#### DATA ####

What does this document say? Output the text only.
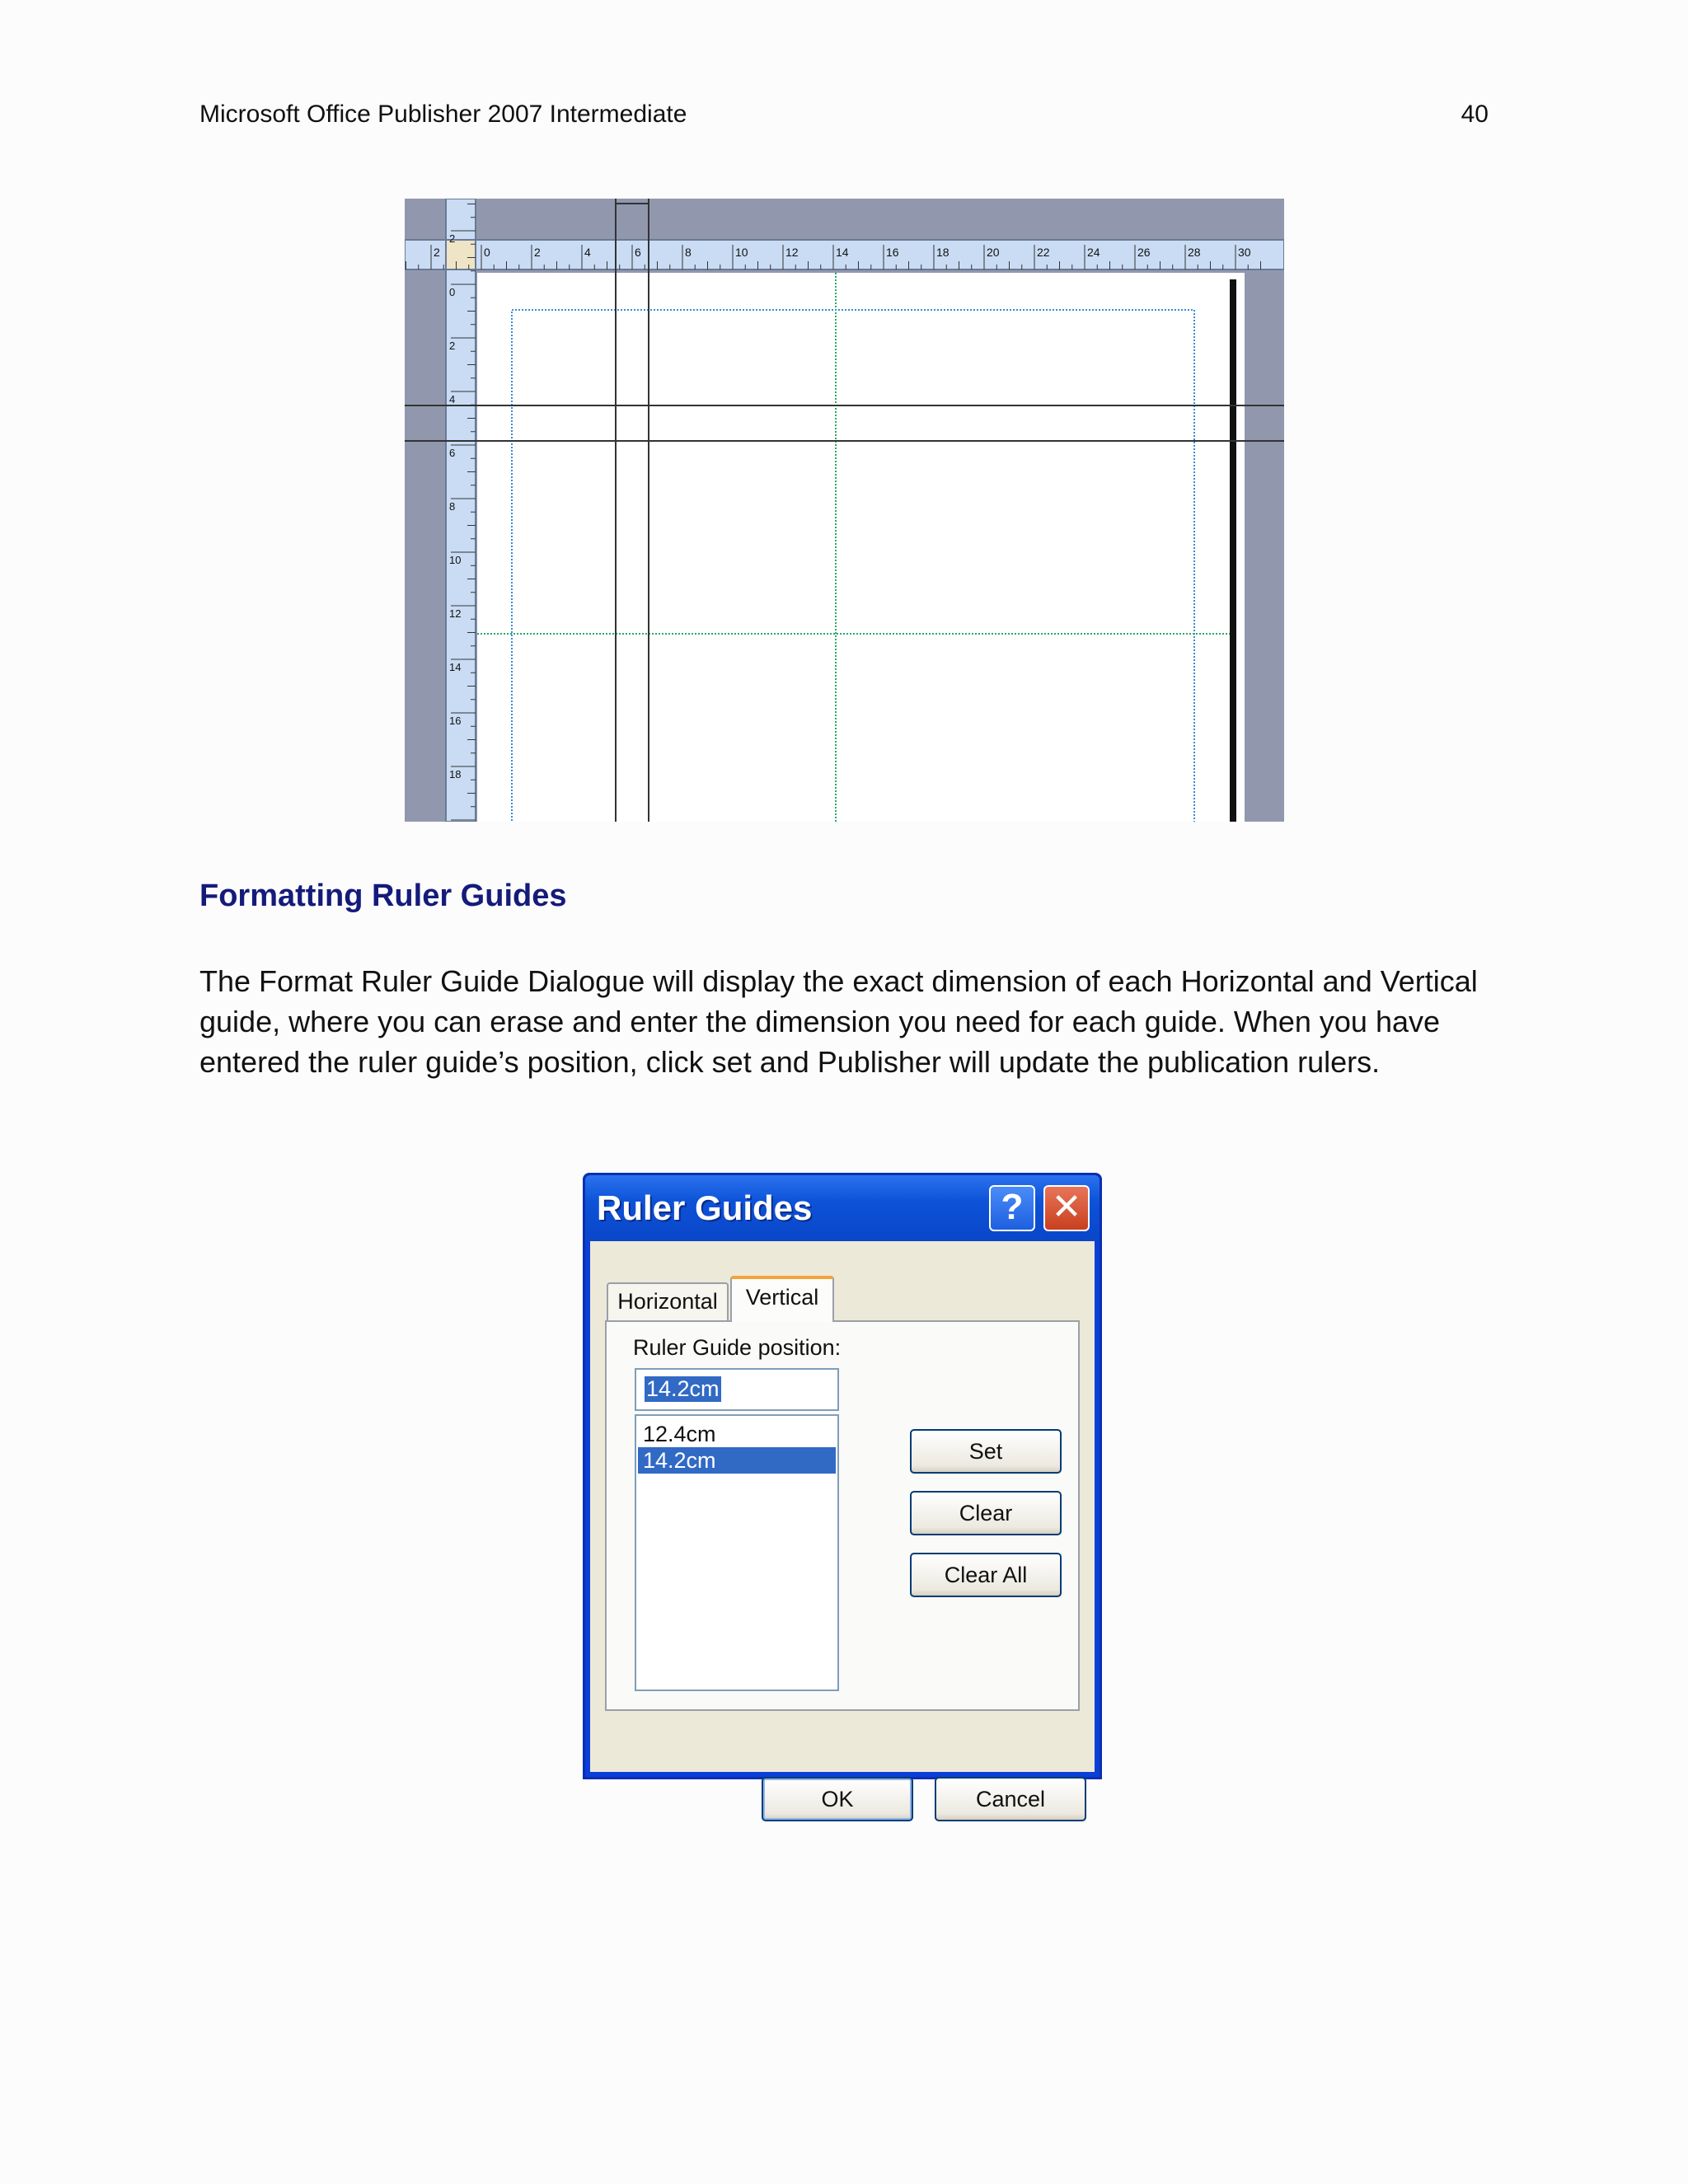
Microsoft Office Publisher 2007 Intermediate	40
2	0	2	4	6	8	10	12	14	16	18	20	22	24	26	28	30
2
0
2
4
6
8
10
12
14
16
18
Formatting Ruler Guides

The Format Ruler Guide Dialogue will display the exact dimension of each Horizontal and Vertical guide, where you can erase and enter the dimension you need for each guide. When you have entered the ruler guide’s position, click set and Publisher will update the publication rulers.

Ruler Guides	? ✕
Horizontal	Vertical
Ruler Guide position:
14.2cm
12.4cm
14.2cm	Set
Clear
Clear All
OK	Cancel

####
#### DATA ####

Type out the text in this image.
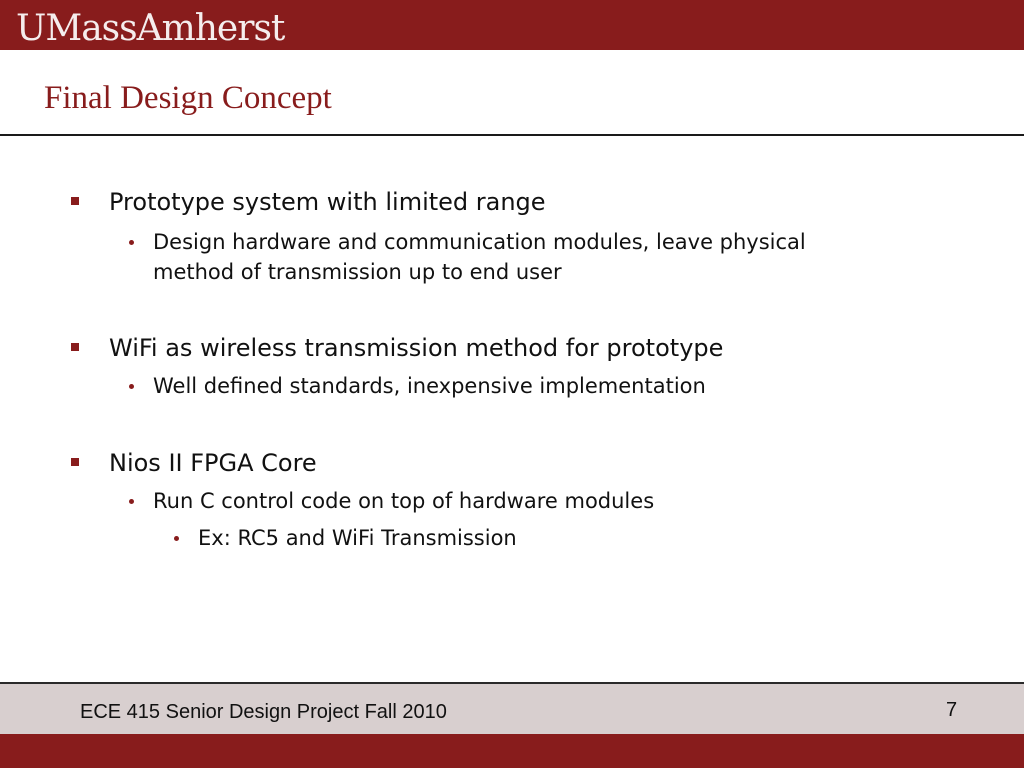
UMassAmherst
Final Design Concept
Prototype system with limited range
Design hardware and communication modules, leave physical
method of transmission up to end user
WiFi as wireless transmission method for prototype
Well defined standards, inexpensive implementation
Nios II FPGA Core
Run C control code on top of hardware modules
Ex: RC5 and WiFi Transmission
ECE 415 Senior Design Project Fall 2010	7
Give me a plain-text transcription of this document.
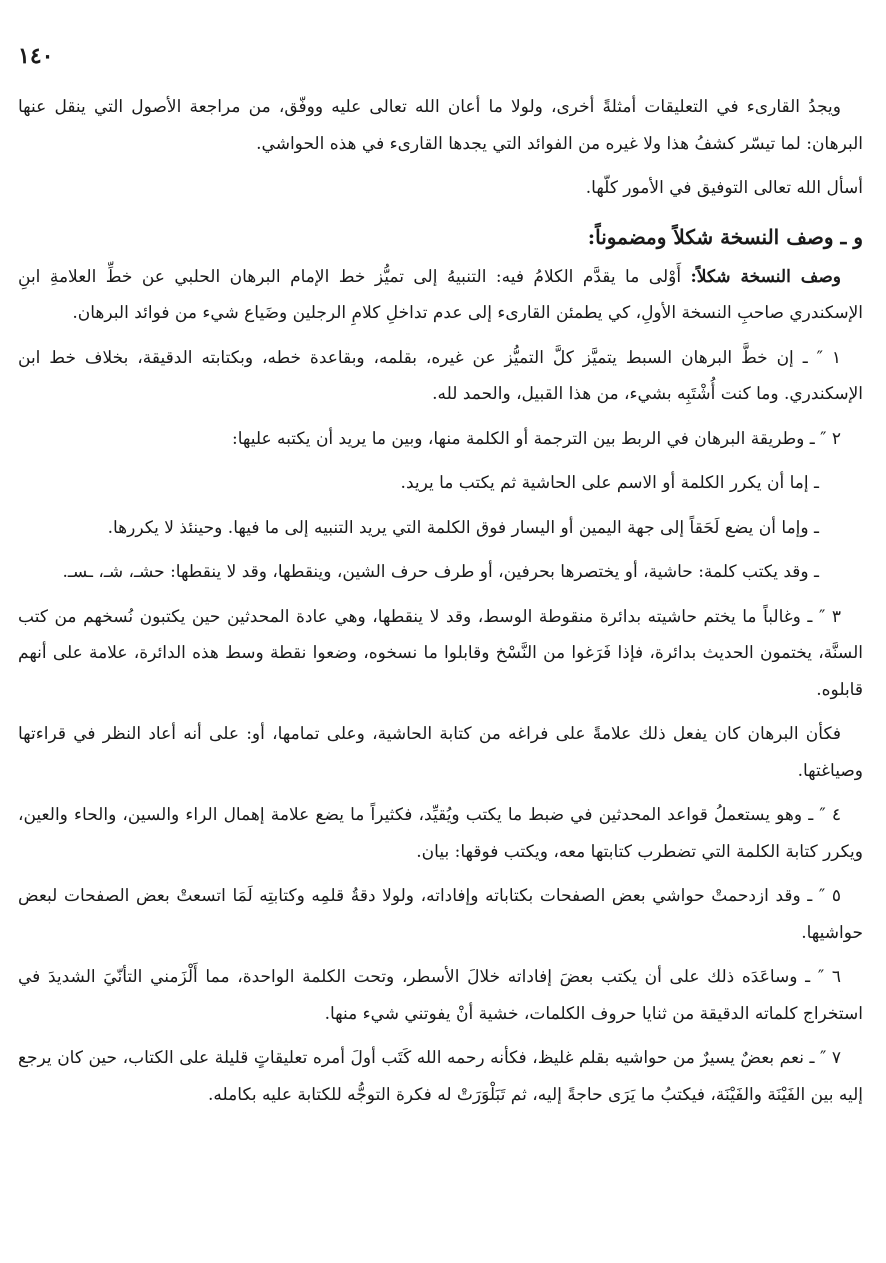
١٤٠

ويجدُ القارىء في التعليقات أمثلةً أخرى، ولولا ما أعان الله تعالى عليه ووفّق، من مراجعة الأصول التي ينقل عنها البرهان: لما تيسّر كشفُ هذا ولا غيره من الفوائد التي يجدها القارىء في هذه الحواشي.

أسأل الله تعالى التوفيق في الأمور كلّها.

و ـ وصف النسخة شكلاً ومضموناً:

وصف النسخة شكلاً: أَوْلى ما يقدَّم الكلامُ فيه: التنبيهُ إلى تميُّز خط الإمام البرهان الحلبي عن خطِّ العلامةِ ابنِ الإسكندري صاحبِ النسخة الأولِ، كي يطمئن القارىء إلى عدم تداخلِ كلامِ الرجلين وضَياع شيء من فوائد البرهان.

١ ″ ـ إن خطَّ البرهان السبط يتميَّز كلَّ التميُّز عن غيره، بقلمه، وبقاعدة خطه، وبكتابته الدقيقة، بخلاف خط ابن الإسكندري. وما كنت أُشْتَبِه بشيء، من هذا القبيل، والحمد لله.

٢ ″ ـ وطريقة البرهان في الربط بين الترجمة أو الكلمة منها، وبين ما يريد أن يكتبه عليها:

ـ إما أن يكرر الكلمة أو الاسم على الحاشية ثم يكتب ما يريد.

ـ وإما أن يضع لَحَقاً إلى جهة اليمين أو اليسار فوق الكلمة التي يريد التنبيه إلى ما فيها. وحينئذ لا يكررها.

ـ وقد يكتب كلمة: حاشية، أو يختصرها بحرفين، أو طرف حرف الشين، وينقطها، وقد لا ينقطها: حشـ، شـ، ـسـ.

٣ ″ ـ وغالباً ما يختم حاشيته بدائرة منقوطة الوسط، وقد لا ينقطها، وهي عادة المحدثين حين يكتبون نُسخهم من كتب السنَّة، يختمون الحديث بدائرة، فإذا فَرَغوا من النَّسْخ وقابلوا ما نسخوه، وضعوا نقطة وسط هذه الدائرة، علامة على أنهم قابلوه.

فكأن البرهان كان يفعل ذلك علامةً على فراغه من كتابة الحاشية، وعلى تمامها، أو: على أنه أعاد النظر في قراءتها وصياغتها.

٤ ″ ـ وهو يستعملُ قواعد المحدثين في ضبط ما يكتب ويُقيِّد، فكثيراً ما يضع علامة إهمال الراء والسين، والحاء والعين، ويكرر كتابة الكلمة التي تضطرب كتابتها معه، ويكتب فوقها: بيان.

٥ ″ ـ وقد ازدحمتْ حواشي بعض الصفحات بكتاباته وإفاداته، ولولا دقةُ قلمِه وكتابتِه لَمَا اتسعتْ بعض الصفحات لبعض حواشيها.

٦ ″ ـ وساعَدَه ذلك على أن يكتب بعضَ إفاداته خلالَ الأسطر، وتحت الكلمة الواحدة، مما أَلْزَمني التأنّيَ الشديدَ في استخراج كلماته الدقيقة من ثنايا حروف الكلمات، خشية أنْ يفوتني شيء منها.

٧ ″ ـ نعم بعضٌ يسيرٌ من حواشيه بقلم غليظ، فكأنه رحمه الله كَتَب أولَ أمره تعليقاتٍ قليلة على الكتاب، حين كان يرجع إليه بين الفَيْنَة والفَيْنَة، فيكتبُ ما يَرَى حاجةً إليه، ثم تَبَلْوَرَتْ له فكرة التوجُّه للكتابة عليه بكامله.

####
#### DATA ####

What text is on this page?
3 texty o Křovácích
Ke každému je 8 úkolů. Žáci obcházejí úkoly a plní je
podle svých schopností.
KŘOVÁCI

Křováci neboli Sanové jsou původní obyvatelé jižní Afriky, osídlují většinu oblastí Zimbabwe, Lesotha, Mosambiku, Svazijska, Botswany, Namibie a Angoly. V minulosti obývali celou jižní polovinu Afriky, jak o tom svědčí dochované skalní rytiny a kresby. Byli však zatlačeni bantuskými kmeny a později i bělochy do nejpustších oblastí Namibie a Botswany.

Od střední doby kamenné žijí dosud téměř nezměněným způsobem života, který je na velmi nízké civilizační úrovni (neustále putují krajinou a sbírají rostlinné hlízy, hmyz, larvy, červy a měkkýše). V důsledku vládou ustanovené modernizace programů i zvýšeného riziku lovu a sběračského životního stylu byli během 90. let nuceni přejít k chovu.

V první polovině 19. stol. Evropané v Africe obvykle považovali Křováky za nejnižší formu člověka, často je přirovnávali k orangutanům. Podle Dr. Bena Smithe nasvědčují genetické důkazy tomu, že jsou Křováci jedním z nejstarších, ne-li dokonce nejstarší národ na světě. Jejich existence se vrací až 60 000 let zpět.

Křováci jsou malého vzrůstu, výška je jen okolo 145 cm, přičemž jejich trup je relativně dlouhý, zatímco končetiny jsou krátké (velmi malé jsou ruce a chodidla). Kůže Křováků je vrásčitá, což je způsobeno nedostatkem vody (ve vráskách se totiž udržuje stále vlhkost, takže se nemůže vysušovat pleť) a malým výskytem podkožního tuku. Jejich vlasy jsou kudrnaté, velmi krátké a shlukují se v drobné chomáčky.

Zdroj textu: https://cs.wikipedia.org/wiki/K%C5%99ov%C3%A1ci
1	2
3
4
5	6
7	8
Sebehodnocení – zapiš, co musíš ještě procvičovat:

####

Pick out lines containing the word "تعالى", each one as written.

**FINISHED ANSWER:**
ويجدُ القارىء في التعليقات أمثلةً أخرى، ولولا ما أعان الله تعالى عليه ووفّق، من مراجعة الأصول التي ينقل عنها البرهان: لما تيسّر كشفُ هذا ولا غيره من الفوائد التي يجدها القارىء في هذه الحواشي.
أسأل الله تعالى التوفيق في الأمور كلّها.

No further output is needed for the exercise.